Quote the listing below in its entirety, omitting every image.

+++ ENTRIES

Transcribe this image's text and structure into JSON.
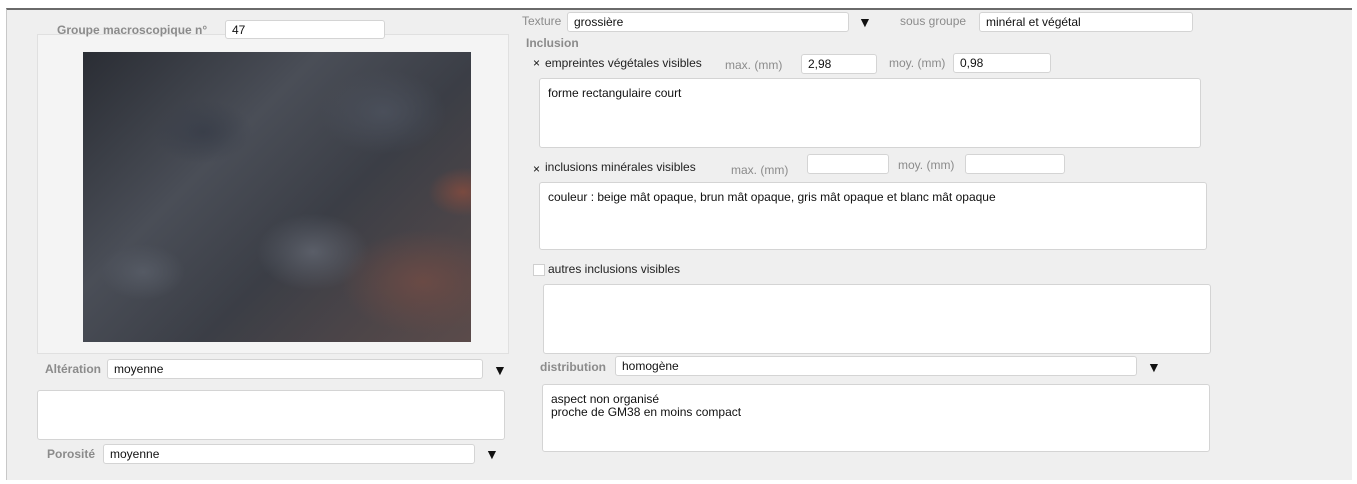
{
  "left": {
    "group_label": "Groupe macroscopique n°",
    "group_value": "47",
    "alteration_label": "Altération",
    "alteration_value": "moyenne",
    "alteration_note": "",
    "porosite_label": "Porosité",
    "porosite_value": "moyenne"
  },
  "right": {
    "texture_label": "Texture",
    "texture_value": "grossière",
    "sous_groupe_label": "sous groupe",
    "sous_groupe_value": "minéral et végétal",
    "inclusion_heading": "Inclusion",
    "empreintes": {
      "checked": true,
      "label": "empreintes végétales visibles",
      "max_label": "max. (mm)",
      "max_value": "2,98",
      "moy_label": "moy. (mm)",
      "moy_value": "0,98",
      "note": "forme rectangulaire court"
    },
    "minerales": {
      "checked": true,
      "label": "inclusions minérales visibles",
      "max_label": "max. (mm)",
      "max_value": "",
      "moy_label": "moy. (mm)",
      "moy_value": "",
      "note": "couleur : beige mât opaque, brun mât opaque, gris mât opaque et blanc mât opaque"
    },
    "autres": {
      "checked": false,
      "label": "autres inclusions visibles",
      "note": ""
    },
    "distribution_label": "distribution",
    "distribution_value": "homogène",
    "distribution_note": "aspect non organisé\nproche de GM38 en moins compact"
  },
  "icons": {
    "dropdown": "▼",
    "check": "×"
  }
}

++++++

SOLUTION »
Transcribe this image's text and structure into JSON.
{
  "left": {
    "group_label": "Groupe macroscopique n°",
    "group_value": "47",
    "alteration_label": "Altération",
    "alteration_value": "moyenne",
    "alteration_note": "",
    "porosite_label": "Porosité",
    "porosite_value": "moyenne"
  },
  "right": {
    "texture_label": "Texture",
    "texture_value": "grossière",
    "sous_groupe_label": "sous groupe",
    "sous_groupe_value": "minéral et végétal",
    "inclusion_heading": "Inclusion",
    "empreintes": {
      "checked": true,
      "label": "empreintes végétales visibles",
      "max_label": "max. (mm)",
      "max_value": "2,98",
      "moy_label": "moy. (mm)",
      "moy_value": "0,98",
      "note": "forme rectangulaire court"
    },
    "minerales": {
      "checked": true,
      "label": "inclusions minérales visibles",
      "max_label": "max. (mm)",
      "max_value": "",
      "moy_label": "moy. (mm)",
      "moy_value": "",
      "note": "couleur : beige mât opaque, brun mât opaque, gris mât opaque et blanc mât opaque"
    },
    "autres": {
      "checked": false,
      "label": "autres inclusions visibles",
      "note": ""
    },
    "distribution_label": "distribution",
    "distribution_value": "homogène",
    "distribution_note": "aspect non organisé\nproche de GM38 en moins compact"
  },
  "icons": {
    "dropdown": "▼",
    "check": "×"
  }
}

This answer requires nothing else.